OBJECTIVE
Lines before the one containing "Output the text content of this document." are excluded; reproduce that line and all lines after it in the entries below, exactly.

Saved entries
──────────
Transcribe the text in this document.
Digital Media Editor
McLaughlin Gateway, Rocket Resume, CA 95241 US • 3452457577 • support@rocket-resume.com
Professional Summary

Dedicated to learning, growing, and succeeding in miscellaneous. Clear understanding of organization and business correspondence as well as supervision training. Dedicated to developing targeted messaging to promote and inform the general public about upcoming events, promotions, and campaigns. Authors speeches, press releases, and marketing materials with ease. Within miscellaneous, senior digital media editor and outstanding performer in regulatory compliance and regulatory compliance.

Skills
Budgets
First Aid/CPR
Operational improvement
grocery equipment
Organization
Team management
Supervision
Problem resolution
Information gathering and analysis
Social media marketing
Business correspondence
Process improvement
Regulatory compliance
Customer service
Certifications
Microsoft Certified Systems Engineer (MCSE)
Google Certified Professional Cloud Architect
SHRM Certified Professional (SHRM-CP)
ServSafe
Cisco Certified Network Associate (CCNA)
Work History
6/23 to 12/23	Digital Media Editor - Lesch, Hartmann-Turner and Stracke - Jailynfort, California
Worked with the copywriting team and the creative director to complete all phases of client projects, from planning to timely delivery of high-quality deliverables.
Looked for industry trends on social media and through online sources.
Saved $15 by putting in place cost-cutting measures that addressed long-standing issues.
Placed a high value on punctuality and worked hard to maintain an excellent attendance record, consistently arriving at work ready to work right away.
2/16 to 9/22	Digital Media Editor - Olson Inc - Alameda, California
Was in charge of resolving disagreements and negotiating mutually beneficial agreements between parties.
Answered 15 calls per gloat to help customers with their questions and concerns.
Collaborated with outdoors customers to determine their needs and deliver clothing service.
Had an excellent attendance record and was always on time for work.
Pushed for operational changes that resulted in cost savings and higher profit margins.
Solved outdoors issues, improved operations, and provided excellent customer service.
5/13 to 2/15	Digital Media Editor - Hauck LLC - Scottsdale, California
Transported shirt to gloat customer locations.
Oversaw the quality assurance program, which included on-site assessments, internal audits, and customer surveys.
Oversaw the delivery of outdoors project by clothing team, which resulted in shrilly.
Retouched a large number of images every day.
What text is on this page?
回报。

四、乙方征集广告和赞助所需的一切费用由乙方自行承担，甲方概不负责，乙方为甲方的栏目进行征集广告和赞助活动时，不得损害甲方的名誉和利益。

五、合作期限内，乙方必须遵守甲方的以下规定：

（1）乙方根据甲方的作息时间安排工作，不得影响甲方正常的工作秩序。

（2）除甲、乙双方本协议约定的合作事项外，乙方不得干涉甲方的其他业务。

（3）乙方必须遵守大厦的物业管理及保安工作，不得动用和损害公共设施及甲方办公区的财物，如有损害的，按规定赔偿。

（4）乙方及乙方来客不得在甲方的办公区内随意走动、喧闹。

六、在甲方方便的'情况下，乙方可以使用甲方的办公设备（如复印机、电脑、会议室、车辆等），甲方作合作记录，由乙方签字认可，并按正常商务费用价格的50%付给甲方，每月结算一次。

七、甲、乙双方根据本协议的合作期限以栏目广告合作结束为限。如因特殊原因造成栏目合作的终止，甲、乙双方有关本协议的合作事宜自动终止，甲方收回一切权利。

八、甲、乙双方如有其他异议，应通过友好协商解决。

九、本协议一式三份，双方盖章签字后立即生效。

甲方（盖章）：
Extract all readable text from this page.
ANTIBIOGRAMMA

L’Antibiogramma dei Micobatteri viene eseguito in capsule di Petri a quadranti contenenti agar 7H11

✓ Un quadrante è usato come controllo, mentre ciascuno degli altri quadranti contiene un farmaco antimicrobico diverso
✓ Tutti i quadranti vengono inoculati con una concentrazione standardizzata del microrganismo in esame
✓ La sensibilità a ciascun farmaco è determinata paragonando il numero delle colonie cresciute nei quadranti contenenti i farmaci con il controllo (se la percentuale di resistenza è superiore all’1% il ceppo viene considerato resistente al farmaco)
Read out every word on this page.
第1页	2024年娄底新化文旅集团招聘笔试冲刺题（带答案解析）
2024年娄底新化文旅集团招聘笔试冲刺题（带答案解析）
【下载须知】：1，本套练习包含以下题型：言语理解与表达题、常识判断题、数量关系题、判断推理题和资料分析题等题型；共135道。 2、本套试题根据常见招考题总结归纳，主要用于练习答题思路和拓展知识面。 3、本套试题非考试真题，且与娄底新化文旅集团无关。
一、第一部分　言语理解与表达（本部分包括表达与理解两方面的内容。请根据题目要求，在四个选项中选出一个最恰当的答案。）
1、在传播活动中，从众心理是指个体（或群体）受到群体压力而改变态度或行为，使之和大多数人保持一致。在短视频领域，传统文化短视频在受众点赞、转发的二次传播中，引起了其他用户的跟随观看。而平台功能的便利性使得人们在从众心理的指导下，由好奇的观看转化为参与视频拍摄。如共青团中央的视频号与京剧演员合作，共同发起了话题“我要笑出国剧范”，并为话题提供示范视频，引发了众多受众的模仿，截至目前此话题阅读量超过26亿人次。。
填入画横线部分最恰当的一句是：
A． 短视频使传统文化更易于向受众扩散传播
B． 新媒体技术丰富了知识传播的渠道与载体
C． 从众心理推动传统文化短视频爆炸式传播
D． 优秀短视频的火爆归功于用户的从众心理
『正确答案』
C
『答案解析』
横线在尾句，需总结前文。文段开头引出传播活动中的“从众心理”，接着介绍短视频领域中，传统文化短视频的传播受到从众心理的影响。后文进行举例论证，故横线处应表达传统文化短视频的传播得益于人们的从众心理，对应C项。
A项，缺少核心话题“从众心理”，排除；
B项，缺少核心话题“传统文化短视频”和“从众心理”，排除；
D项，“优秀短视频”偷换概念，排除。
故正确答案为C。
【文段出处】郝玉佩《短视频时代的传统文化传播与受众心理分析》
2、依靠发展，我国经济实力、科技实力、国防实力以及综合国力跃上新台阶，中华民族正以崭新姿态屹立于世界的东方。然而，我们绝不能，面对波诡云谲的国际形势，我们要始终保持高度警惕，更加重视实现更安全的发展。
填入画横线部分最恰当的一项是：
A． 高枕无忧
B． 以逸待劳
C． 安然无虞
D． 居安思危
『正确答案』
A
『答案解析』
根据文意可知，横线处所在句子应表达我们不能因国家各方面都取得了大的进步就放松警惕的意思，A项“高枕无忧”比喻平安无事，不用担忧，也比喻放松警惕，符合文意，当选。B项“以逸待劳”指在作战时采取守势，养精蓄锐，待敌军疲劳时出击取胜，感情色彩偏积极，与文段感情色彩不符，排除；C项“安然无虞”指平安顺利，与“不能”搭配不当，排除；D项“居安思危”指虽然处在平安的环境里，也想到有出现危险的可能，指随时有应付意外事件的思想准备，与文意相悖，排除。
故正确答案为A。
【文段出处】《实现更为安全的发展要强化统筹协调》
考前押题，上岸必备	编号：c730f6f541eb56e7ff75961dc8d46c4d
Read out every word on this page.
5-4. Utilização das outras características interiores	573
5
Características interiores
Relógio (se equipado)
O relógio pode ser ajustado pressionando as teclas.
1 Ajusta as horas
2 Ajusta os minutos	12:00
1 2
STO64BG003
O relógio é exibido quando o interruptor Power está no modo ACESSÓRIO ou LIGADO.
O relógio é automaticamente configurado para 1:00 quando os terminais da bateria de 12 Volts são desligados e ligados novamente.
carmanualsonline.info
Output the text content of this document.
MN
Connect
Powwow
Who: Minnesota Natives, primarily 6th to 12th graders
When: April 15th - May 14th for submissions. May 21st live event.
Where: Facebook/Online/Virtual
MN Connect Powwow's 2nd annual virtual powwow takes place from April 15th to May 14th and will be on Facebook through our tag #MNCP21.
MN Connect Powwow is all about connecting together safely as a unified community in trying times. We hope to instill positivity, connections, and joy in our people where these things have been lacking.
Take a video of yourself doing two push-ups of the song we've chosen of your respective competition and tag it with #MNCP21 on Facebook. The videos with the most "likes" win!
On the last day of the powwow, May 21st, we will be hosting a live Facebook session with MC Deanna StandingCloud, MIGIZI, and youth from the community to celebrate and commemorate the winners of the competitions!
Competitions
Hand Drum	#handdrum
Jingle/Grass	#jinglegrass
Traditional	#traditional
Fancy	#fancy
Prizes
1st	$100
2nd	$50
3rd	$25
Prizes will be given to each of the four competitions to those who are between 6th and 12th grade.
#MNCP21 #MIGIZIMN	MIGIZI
──────────
SOLUTION TO THE EXERCISE
Output the text content of this document.
MN
Connect
Powwow
Who: Minnesota Natives, primarily 6th to 12th graders
When: April 15th - May 14th for submissions. May 21st live event.
Where: Facebook/Online/Virtual
MN Connect Powwow's 2nd annual virtual powwow takes place from April 15th to May 14th and will be on Facebook through our tag #MNCP21.
MN Connect Powwow is all about connecting together safely as a unified community in trying times. We hope to instill positivity, connections, and joy in our people where these things have been lacking.
Take a video of yourself doing two push-ups of the song we've chosen of your respective competition and tag it with #MNCP21 on Facebook. The videos with the most "likes" win!
On the last day of the powwow, May 21st, we will be hosting a live Facebook session with MC Deanna StandingCloud, MIGIZI, and youth from the community to celebrate and commemorate the winners of the competitions!
Competitions
Hand Drum	#handdrum
Jingle/Grass	#jinglegrass
Traditional	#traditional
Fancy	#fancy
Prizes
1st	$100
2nd	$50
3rd	$25
Prizes will be given to each of the four competitions to those who are between 6th and 12th grade.
#MNCP21 #MIGIZIMN	MIGIZI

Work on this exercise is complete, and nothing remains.